## BEGIN Information shown
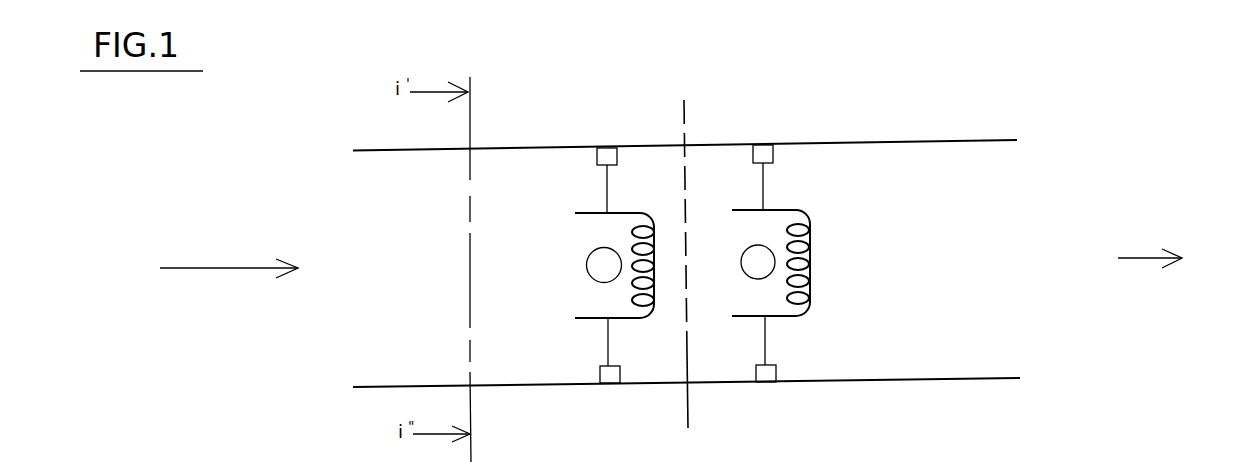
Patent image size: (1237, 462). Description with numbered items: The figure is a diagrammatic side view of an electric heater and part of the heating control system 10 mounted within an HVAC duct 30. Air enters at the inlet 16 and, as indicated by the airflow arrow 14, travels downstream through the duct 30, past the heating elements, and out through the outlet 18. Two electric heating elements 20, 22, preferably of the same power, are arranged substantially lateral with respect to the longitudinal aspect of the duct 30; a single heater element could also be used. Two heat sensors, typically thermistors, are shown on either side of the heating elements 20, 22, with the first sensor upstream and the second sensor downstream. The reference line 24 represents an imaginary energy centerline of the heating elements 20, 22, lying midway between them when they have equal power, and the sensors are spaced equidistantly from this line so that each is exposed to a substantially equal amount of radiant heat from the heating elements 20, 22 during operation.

The heating control system 10 is at (1020, 85).
The airflow arrow 14 is at (257, 268).
The inlet 16 is at (206, 152).
The outlet 18 is at (1148, 164).
The electric heating element 20 is at (590, 212).
The electric heating element 22 is at (805, 211).
The reference line 24 is at (684, 122).
The duct 30 is at (872, 143).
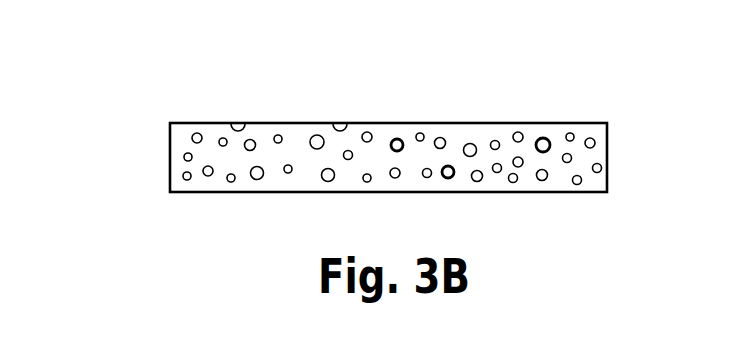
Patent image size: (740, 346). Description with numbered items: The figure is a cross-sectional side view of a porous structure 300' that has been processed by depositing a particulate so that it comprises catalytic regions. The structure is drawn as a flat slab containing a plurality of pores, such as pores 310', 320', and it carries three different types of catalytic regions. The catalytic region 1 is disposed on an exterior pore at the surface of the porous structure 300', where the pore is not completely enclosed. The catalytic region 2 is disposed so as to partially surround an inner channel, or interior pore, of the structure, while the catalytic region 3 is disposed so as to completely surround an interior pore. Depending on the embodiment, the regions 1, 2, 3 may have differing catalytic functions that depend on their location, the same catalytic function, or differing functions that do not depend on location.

The porous structure 300' is at (328, 120).
The catalytic region 1 is at (340, 123).
The catalytic region 2 is at (397, 139).
The catalytic region 3 is at (543, 138).
The pore 310' is at (507, 211).
The pore 320' is at (583, 203).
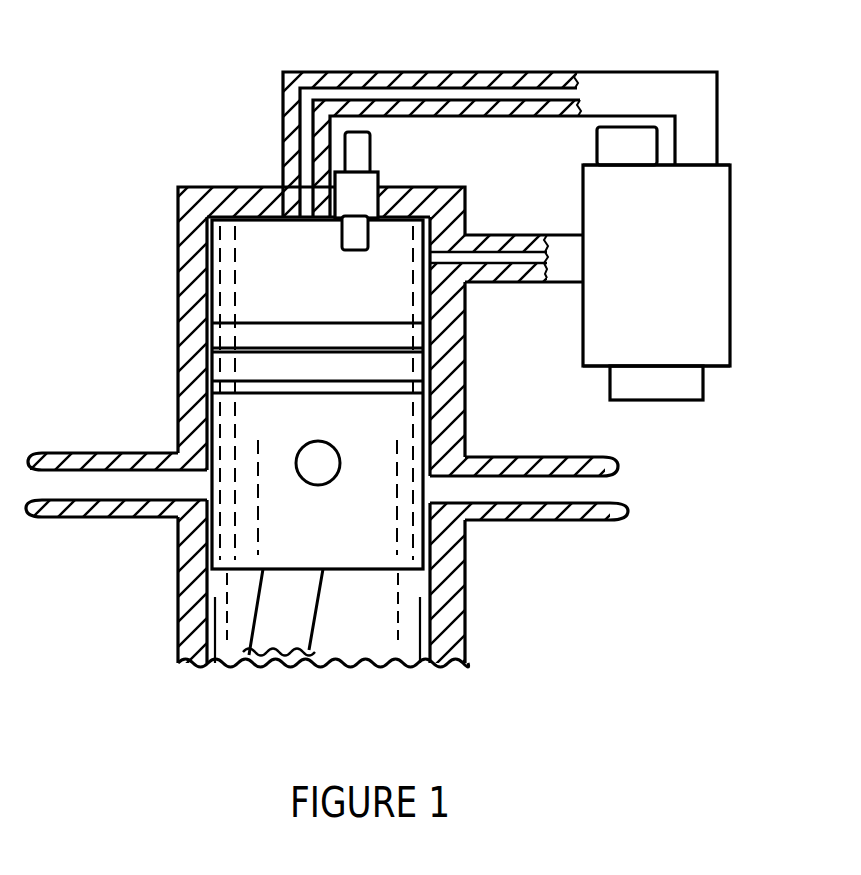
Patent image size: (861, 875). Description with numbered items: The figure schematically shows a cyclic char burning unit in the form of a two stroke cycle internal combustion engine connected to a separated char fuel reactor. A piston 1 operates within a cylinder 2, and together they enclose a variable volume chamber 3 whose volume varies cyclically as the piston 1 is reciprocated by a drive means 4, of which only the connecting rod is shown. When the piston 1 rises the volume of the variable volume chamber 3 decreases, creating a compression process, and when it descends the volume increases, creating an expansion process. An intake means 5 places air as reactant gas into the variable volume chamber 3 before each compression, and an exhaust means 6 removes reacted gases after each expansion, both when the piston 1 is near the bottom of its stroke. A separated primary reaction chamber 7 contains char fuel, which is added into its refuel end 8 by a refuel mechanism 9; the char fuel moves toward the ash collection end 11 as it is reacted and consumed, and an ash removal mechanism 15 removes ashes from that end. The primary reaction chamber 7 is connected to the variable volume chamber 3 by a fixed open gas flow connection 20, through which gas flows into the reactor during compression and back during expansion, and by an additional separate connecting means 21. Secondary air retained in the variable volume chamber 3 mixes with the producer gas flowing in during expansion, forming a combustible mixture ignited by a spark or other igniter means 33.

The piston 1 is at (233, 542).
The cylinder 2 is at (202, 302).
The variable volume chamber 3 is at (250, 252).
The drive means 4 is at (268, 635).
The intake means 5 is at (115, 480).
The exhaust means 6 is at (533, 483).
The primary reaction chamber 7 is at (692, 307).
The refuel end 8 is at (638, 185).
The refuel mechanism 9 is at (622, 142).
The ash collection end 11 is at (665, 358).
The ash removal mechanism 15 is at (658, 385).
The fixed open gas flow connection 20 is at (370, 93).
The separate connecting means 21 is at (470, 260).
The igniter means 33 is at (355, 193).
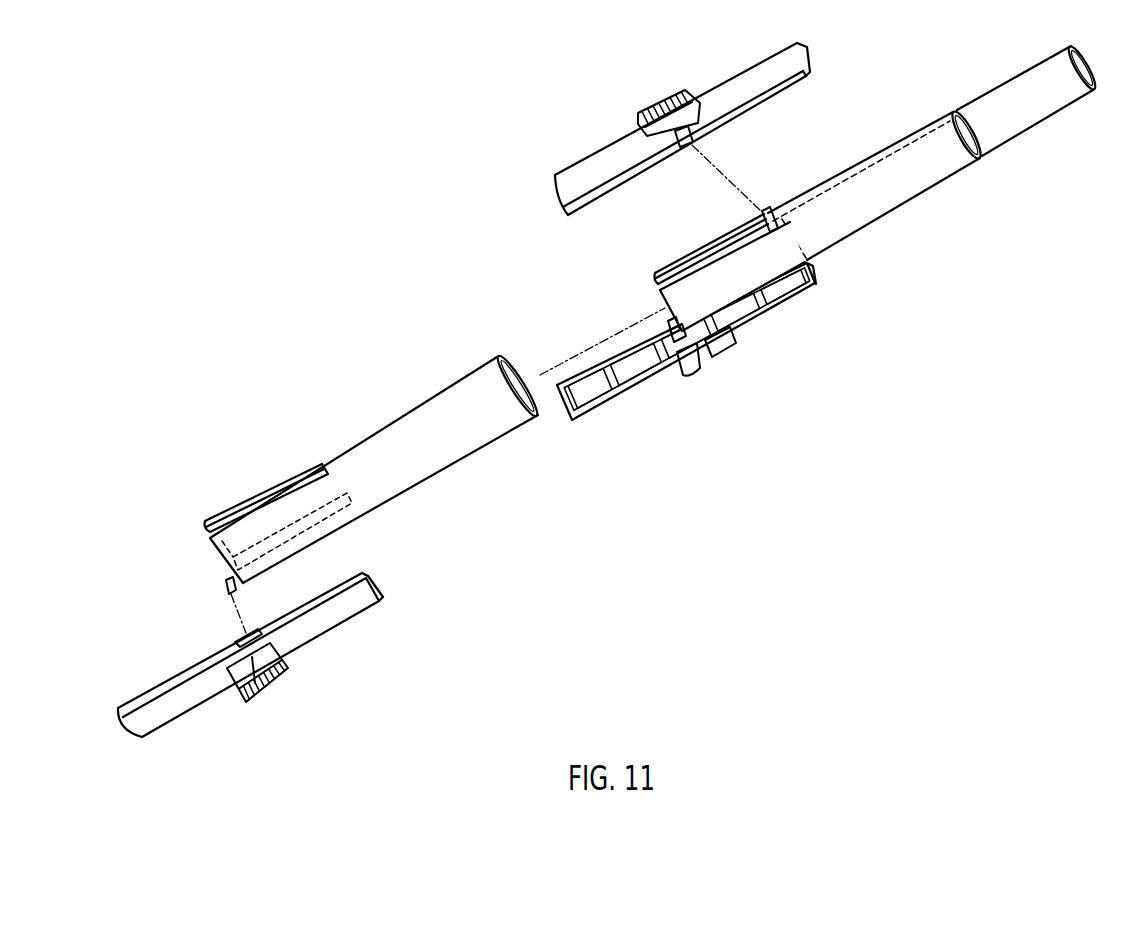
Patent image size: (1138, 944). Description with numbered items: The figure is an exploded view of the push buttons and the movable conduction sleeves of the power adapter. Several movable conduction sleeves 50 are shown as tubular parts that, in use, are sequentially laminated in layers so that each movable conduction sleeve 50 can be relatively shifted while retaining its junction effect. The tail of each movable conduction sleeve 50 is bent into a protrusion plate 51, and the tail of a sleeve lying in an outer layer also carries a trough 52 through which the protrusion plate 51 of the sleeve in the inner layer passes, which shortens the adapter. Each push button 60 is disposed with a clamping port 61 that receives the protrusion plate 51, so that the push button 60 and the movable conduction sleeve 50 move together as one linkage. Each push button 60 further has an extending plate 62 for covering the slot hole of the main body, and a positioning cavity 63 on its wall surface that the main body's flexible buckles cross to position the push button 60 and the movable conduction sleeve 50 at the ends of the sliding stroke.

The movable conduction sleeve 50 is at (477, 422).
The protrusion plate 51 is at (226, 586).
The trough 52 is at (287, 494).
The push button 60 is at (272, 677).
The clamping port 61 is at (238, 636).
The extending plate 62 is at (333, 614).
The positioning cavity 63 is at (700, 357).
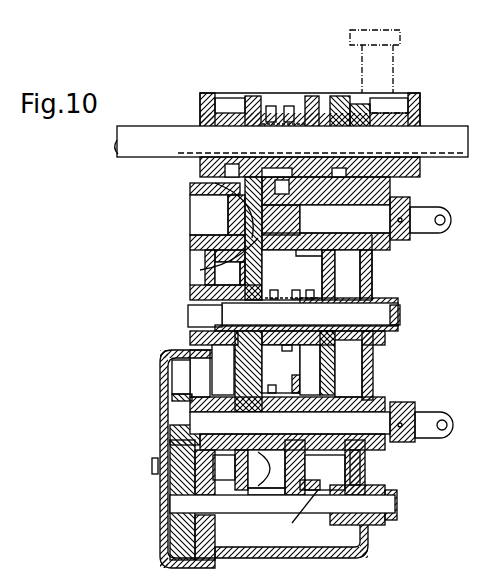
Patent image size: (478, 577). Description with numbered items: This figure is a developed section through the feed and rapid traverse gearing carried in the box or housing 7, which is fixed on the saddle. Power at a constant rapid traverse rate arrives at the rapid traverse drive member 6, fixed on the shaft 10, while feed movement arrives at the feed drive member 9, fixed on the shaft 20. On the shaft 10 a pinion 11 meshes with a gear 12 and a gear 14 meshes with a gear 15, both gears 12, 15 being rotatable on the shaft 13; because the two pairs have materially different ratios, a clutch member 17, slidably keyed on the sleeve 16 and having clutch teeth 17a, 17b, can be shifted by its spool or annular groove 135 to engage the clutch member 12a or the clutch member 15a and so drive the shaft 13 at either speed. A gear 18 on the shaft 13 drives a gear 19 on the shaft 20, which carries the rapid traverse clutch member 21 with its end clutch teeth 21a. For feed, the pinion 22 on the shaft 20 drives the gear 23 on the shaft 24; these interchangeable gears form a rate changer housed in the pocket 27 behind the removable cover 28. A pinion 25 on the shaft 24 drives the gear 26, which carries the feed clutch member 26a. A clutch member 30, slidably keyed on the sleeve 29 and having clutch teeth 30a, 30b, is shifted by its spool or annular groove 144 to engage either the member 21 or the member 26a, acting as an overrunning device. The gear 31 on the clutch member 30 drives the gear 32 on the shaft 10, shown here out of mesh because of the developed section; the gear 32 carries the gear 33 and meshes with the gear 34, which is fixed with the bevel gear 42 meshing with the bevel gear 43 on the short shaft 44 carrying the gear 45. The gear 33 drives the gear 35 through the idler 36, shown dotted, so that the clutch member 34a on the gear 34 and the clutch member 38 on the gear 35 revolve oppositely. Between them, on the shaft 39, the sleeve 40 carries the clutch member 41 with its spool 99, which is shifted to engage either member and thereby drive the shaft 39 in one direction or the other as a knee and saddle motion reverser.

The rapid traverse drive member 6 is at (406, 239).
The box or housing 7 is at (373, 372).
The feed drive member 9 is at (405, 404).
The shaft 10 is at (190, 217).
The pinion 11 is at (205, 258).
The gear 12 is at (215, 271).
The clutch member 12a is at (213, 284).
The shaft 13 is at (190, 318).
The gear 14 is at (341, 274).
The gear 15 is at (355, 267).
The clutch member 15a is at (349, 294).
The sleeve 16 is at (281, 369).
The clutch member 17 is at (292, 285).
The clutch teeth 17a is at (279, 285).
The clutch teeth 17b is at (314, 285).
The gear 18 is at (205, 345).
The gear 19 is at (223, 370).
The shaft 20 is at (266, 469).
The rapid traverse clutch member 21 is at (230, 470).
The end clutch teeth 21a is at (266, 492).
The pinion 22 is at (172, 396).
The gear 23 is at (172, 548).
The shaft 24 is at (172, 505).
The pinion 25 is at (335, 526).
The gear 26 is at (366, 477).
The feed clutch member 26a is at (366, 462).
The pocket 27 is at (172, 375).
The cover 28 is at (170, 425).
The sleeve 29 is at (292, 467).
The clutch member 30 is at (325, 476).
The clutch teeth 30a is at (276, 384).
The clutch teeth 30b is at (317, 363).
The gear 31 is at (301, 507).
The gear 32 is at (309, 257).
The gear 33 is at (292, 274).
The gear 34 is at (332, 98).
The clutch member 34a is at (314, 104).
The gear 35 is at (245, 100).
The idler 36 is at (204, 176).
The clutch member 38 is at (260, 104).
The shaft 39 is at (170, 127).
The sleeve 40 is at (295, 157).
The clutch member 41 is at (270, 106).
The bevel gear 42 is at (352, 104).
The bevel gear 43 is at (400, 108).
The short shaft 44 is at (391, 84).
The gear 45 is at (402, 38).
The spool 99 is at (290, 106).
The spool or annular groove 135 is at (294, 353).
The spool or annular groove 144 is at (291, 376).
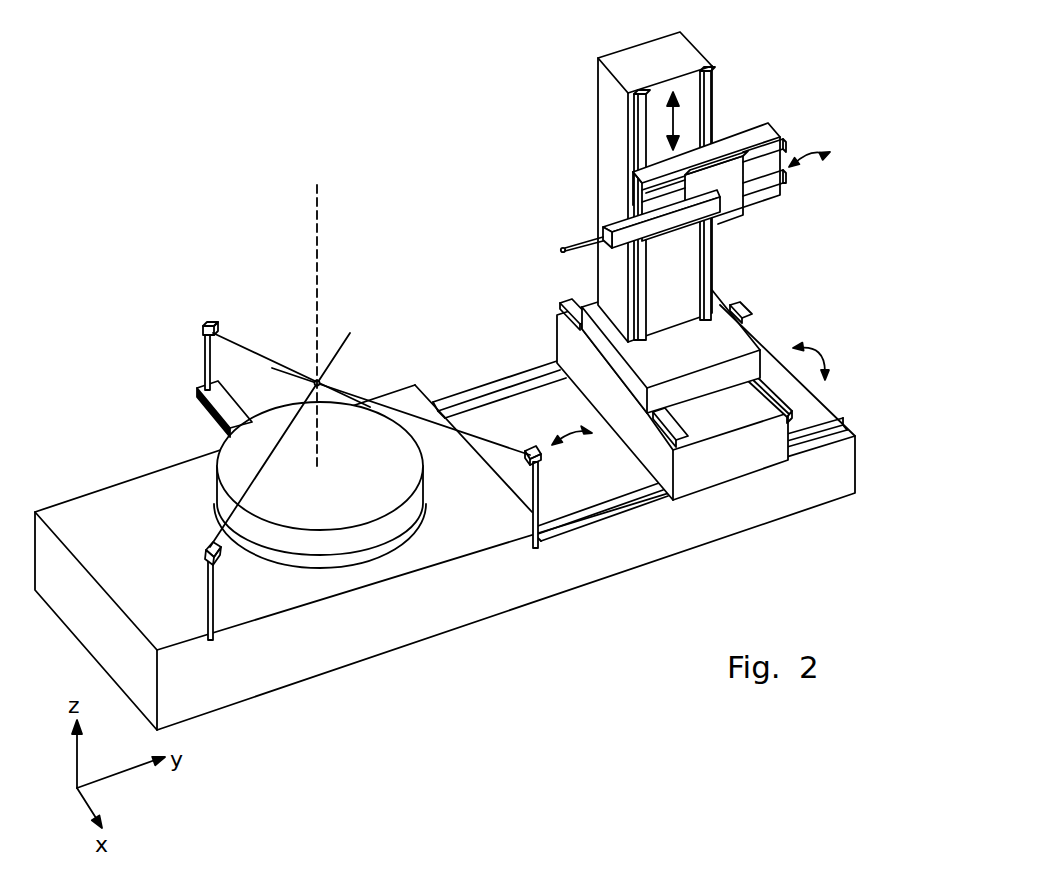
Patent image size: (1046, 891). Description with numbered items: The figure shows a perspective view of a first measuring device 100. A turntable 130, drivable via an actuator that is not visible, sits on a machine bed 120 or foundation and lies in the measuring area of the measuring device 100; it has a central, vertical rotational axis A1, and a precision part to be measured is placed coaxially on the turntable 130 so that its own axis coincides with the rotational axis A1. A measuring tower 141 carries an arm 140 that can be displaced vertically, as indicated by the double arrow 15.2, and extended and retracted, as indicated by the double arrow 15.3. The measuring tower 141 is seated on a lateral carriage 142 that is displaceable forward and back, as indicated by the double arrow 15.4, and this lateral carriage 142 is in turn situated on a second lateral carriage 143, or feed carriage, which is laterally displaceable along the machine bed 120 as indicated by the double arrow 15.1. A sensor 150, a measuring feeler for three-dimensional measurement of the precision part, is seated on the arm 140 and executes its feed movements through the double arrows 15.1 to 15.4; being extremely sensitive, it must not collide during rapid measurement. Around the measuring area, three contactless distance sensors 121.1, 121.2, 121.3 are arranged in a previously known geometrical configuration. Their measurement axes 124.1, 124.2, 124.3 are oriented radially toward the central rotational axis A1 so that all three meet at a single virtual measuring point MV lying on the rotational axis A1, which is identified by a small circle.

The measuring device 100 is at (226, 112).
The machine bed 120 is at (390, 613).
The turntable 130 is at (232, 452).
The distance sensor 121.1 is at (208, 540).
The distance sensor 121.2 is at (203, 325).
The distance sensor 121.3 is at (542, 462).
The measurement axis 124.1 is at (247, 492).
The measurement axis 124.2 is at (258, 352).
The measurement axis 124.3 is at (463, 430).
The arm 140 is at (718, 227).
The measuring tower 141 is at (632, 60).
The lateral carriage 142 is at (595, 317).
The second lateral carriage 143 is at (588, 372).
The sensor 150 is at (578, 244).
The double arrow 15.1 is at (572, 442).
The double arrow 15.2 is at (674, 118).
The double arrow 15.3 is at (806, 168).
The double arrow 15.4 is at (805, 352).
The virtual measuring point MV is at (317, 368).
The rotational axis A1 is at (311, 313).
## END Information shown
[Objective]:
Copy the records above word for word, from their beginning through the line containing "The duct 30 is at (872, 143).", including that line, and omit the pictures.

[Exercise solution]:
Patent image size: (1237, 462). Description with numbered items: The figure is a diagrammatic side view of an electric heater and part of the heating control system 10 mounted within an HVAC duct 30. Air enters at the inlet 16 and, as indicated by the airflow arrow 14, travels downstream through the duct 30, past the heating elements, and out through the outlet 18. Two electric heating elements 20, 22, preferably of the same power, are arranged substantially lateral with respect to the longitudinal aspect of the duct 30; a single heater element could also be used. Two heat sensors, typically thermistors, are shown on either side of the heating elements 20, 22, with the first sensor upstream and the second sensor downstream. The reference line 24 represents an imaginary energy centerline of the heating elements 20, 22, lying midway between them when they have equal power, and the sensors are spaced equidistantly from this line so that each is exposed to a substantially equal amount of radiant heat from the heating elements 20, 22 during operation.

The heating control system 10 is at (1020, 85).
The airflow arrow 14 is at (257, 268).
The inlet 16 is at (206, 152).
The outlet 18 is at (1148, 164).
The electric heating element 20 is at (590, 212).
The electric heating element 22 is at (805, 211).
The reference line 24 is at (684, 122).
The duct 30 is at (872, 143).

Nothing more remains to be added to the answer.